___ PROVIDED DATA ___
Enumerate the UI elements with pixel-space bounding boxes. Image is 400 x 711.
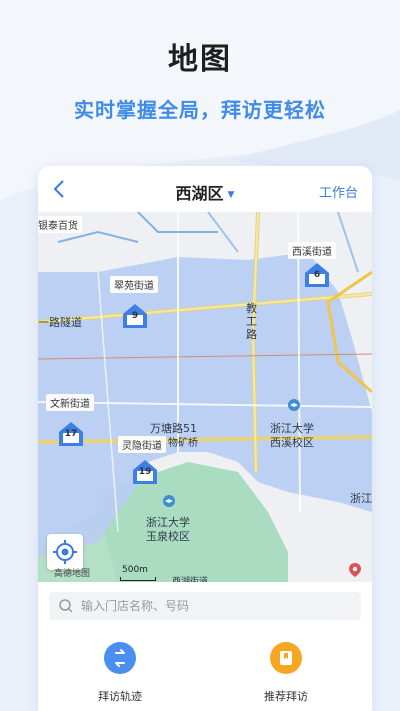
store-search-input[interactable] bbox=[81, 592, 351, 620]
store-marker-19[interactable]: 19 bbox=[132, 458, 158, 488]
marker-count: 6 bbox=[313, 270, 321, 280]
locate-button[interactable] bbox=[47, 534, 83, 570]
bridge-label-wukuang: 物矿桥 bbox=[168, 438, 198, 449]
search-box[interactable] bbox=[49, 592, 361, 620]
scale-label: 500m bbox=[122, 565, 148, 575]
place-label-cuiyuan: 翠苑街道 bbox=[110, 276, 158, 293]
place-label-yintai: 银泰百货 bbox=[38, 216, 82, 233]
university-pin-icon bbox=[288, 399, 300, 411]
caret-down-icon: ▼ bbox=[227, 189, 235, 200]
hero-title: 地图 bbox=[168, 42, 232, 77]
visit-track-label: 拜访轨迹 bbox=[98, 690, 142, 703]
route-icon bbox=[104, 642, 136, 674]
place-label-bottom: 西湖街道 bbox=[172, 577, 209, 582]
store-marker-17[interactable]: 17 bbox=[58, 420, 84, 450]
poi-label-zju-yq-2: 玉泉校区 bbox=[146, 530, 190, 543]
district-name: 西湖区 bbox=[175, 184, 224, 203]
marker-count: 17 bbox=[64, 429, 78, 439]
road-label-suidao: 一路隧道 bbox=[38, 316, 82, 329]
location-pin-icon bbox=[349, 563, 361, 577]
map-logo: 高德地图 bbox=[54, 569, 91, 579]
visit-track-button[interactable]: 拜访轨迹 bbox=[60, 642, 180, 704]
map-view[interactable]: 银泰百货 西溪街道 翠苑街道 一路隧道 教工路 文新街道 万塘路51 灵隐街道 … bbox=[38, 212, 372, 582]
poi-label-zju-xixi-2: 西溪校区 bbox=[270, 436, 314, 449]
hero-subtitle: 实时掌握全局，拜访更轻松 bbox=[74, 98, 326, 122]
store-marker-6[interactable]: 6 bbox=[304, 261, 330, 291]
crosshair-icon bbox=[53, 540, 77, 564]
store-marker-9[interactable]: 9 bbox=[122, 302, 148, 332]
road-label-jiaogong: 教工路 bbox=[246, 302, 257, 341]
university-pin-icon bbox=[163, 495, 175, 507]
search-icon bbox=[59, 599, 73, 613]
marker-count: 19 bbox=[138, 467, 152, 477]
marker-count: 9 bbox=[131, 311, 139, 321]
nav-bar: 西湖区 ▼ 工作台 bbox=[38, 166, 372, 212]
place-label-lingyin: 灵隐街道 bbox=[118, 436, 166, 453]
place-label-zhejiang: 浙江 bbox=[350, 492, 372, 505]
bookmark-icon bbox=[270, 642, 302, 674]
search-bar-container bbox=[38, 582, 372, 632]
place-label-xixi: 西溪街道 bbox=[288, 242, 336, 259]
workbench-link[interactable]: 工作台 bbox=[319, 182, 358, 201]
action-bar: 拜访轨迹 推荐拜访 bbox=[38, 632, 372, 711]
place-label-wenxin: 文新街道 bbox=[46, 394, 94, 411]
recommend-visit-button[interactable]: 推荐拜访 bbox=[226, 642, 346, 704]
phone-screen: 西湖区 ▼ 工作台 银泰百货 西溪街道 翠苑街道 一路隧道 教工路 文新街道 万… bbox=[38, 166, 372, 711]
recommend-visit-label: 推荐拜访 bbox=[264, 690, 308, 703]
scale-bar bbox=[120, 577, 156, 581]
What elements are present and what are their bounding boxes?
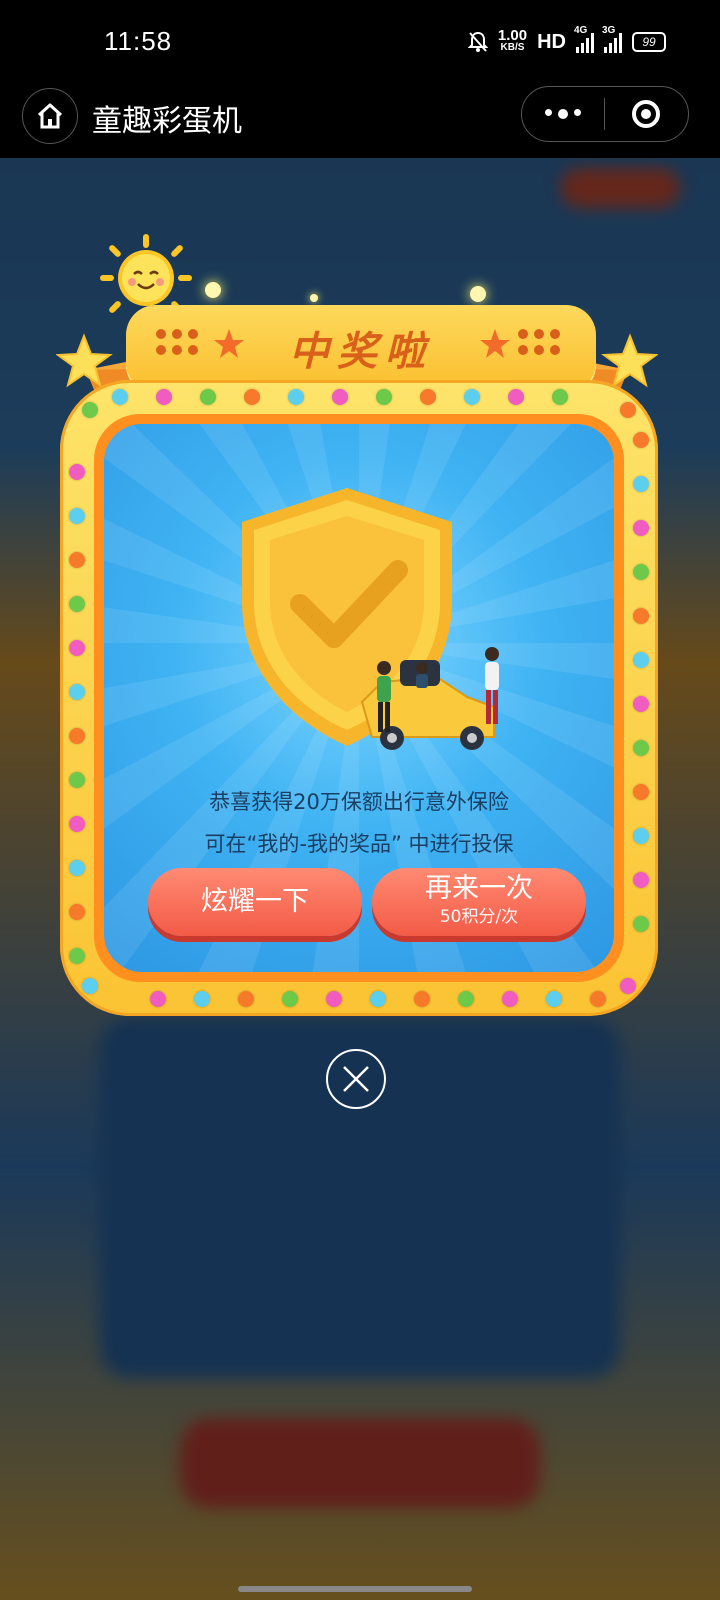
marquee-bulb bbox=[633, 872, 649, 888]
marquee-bulb bbox=[552, 389, 568, 405]
home-icon bbox=[37, 103, 63, 129]
show-off-button[interactable]: 炫耀一下 bbox=[148, 868, 362, 936]
marquee-bulb bbox=[288, 389, 304, 405]
marquee-bulb bbox=[633, 828, 649, 844]
marquee-bulb bbox=[112, 389, 128, 405]
marquee-bulb bbox=[620, 978, 636, 994]
page-title: 童趣彩蛋机 bbox=[92, 104, 242, 139]
prize-message: 恭喜获得20万保额出行意外保险 bbox=[209, 790, 509, 814]
retry-cost: 50积分/次 bbox=[439, 907, 519, 927]
marquee-bulb bbox=[633, 608, 649, 624]
marquee-bulb bbox=[633, 784, 649, 800]
show-off-button-label: 炫耀一下 bbox=[201, 886, 309, 917]
marquee-bulb bbox=[620, 402, 636, 418]
sparkle bbox=[205, 282, 221, 298]
close-modal-button[interactable] bbox=[326, 1049, 386, 1109]
marquee-bulb bbox=[69, 552, 85, 568]
marquee-bulb bbox=[69, 684, 85, 700]
marquee-bulb bbox=[420, 389, 436, 405]
marquee-bulb bbox=[633, 652, 649, 668]
marquee-bulb bbox=[414, 991, 430, 1007]
marquee-bulb bbox=[464, 389, 480, 405]
marquee-bulb bbox=[69, 816, 85, 832]
marquee-bulb bbox=[546, 991, 562, 1007]
bell-muted-icon bbox=[467, 31, 488, 52]
signal-4g-icon: 4G bbox=[574, 25, 594, 53]
marquee-bulb bbox=[200, 389, 216, 405]
marquee-bulb bbox=[633, 696, 649, 712]
target-icon bbox=[632, 100, 660, 128]
marquee-bulb bbox=[332, 389, 348, 405]
marquee-bulb bbox=[69, 948, 85, 964]
marquee-bulb bbox=[156, 389, 172, 405]
marquee-bulb bbox=[238, 991, 254, 1007]
marquee-bulb bbox=[633, 432, 649, 448]
close-icon bbox=[343, 1066, 369, 1092]
marquee-bulb bbox=[370, 991, 386, 1007]
prize-panel: 恭喜获得20万保额出行意外保险 可在“我的-我的奖品” 中进行投保 炫耀一下 再… bbox=[104, 424, 614, 972]
marquee-bulb bbox=[194, 991, 210, 1007]
status-time: 11:58 bbox=[104, 26, 173, 56]
marquee-bulb bbox=[590, 991, 606, 1007]
marquee-bulb bbox=[508, 389, 524, 405]
banner-dots-right bbox=[518, 329, 560, 355]
prize-modal: 中奖啦 恭喜获得20万保额出行意外保险 可在“我的-我的奖品” 中进行投保 炫耀… bbox=[56, 230, 660, 1020]
star-icon bbox=[480, 329, 510, 358]
marquee-bulb bbox=[150, 991, 166, 1007]
marquee-bulb bbox=[82, 402, 98, 418]
marquee-bulb bbox=[282, 991, 298, 1007]
marquee-bulb bbox=[69, 728, 85, 744]
sparkle bbox=[470, 286, 486, 302]
signal-3g-icon: 3G bbox=[602, 25, 622, 53]
marquee-bulb bbox=[69, 464, 85, 480]
marquee-bulb bbox=[502, 991, 518, 1007]
marquee-bulb bbox=[633, 520, 649, 536]
battery-icon: 99 bbox=[632, 32, 666, 52]
prize-instructions: 可在“我的-我的奖品” 中进行投保 bbox=[204, 832, 514, 856]
marquee-bulb bbox=[69, 772, 85, 788]
marquee-bulb bbox=[633, 476, 649, 492]
marquee-bulb bbox=[82, 978, 98, 994]
marquee-frame: 恭喜获得20万保额出行意外保险 可在“我的-我的奖品” 中进行投保 炫耀一下 再… bbox=[60, 380, 658, 1016]
sparkle bbox=[310, 294, 318, 302]
shield-check-icon bbox=[242, 488, 499, 750]
marquee-bulb bbox=[69, 860, 85, 876]
home-button[interactable] bbox=[22, 88, 78, 144]
marquee-bulb bbox=[244, 389, 260, 405]
hd-indicator: HD bbox=[537, 30, 566, 53]
retry-button[interactable]: 再来一次 50积分/次 bbox=[372, 868, 586, 936]
network-speed: 1.00 KB/S bbox=[497, 27, 528, 53]
mini-program-capsule bbox=[521, 86, 689, 142]
marquee-bulb bbox=[633, 916, 649, 932]
home-indicator bbox=[238, 1586, 472, 1592]
status-bar: 11:58 1.00 KB/S HD 4G 3G 99 bbox=[0, 0, 720, 88]
marquee-bulb bbox=[376, 389, 392, 405]
marquee-bulb bbox=[69, 904, 85, 920]
marquee-bulb bbox=[69, 596, 85, 612]
nav-bar: 童趣彩蛋机 bbox=[0, 86, 720, 158]
status-icons: 1.00 KB/S HD 4G 3G 99 bbox=[467, 25, 666, 54]
marquee-bulb bbox=[69, 640, 85, 656]
marquee-bulb bbox=[633, 564, 649, 580]
capsule-close-button[interactable] bbox=[605, 100, 687, 128]
marquee-bulb bbox=[458, 991, 474, 1007]
marquee-bulb bbox=[633, 740, 649, 756]
more-dots-icon[interactable] bbox=[522, 109, 604, 119]
marquee-bulb bbox=[69, 508, 85, 524]
retry-button-label: 再来一次 bbox=[425, 873, 533, 904]
marquee-bulb bbox=[326, 991, 342, 1007]
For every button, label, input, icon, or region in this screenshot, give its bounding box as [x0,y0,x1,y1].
___
- AIM: Reproduce the listing from the line with "store-search-input[interactable] bbox=[81, 592, 351, 620]" to the line with "university-pin-icon bbox=[288, 399, 300, 411]", replacing "interactable" with "clickable" and leaving everything else unchanged.

- CORRECT OUTPUT:
store-search-input[clickable] bbox=[81, 592, 351, 620]
store-marker-19[clickable]: 19 bbox=[132, 458, 158, 488]
marker-count: 6 bbox=[313, 270, 321, 280]
locate-button[clickable] bbox=[47, 534, 83, 570]
bridge-label-wukuang: 物矿桥 bbox=[168, 438, 198, 449]
search-box[clickable] bbox=[49, 592, 361, 620]
scale-label: 500m bbox=[122, 565, 148, 575]
place-label-cuiyuan: 翠苑街道 bbox=[110, 276, 158, 293]
place-label-yintai: 银泰百货 bbox=[38, 216, 82, 233]
university-pin-icon bbox=[288, 399, 300, 411]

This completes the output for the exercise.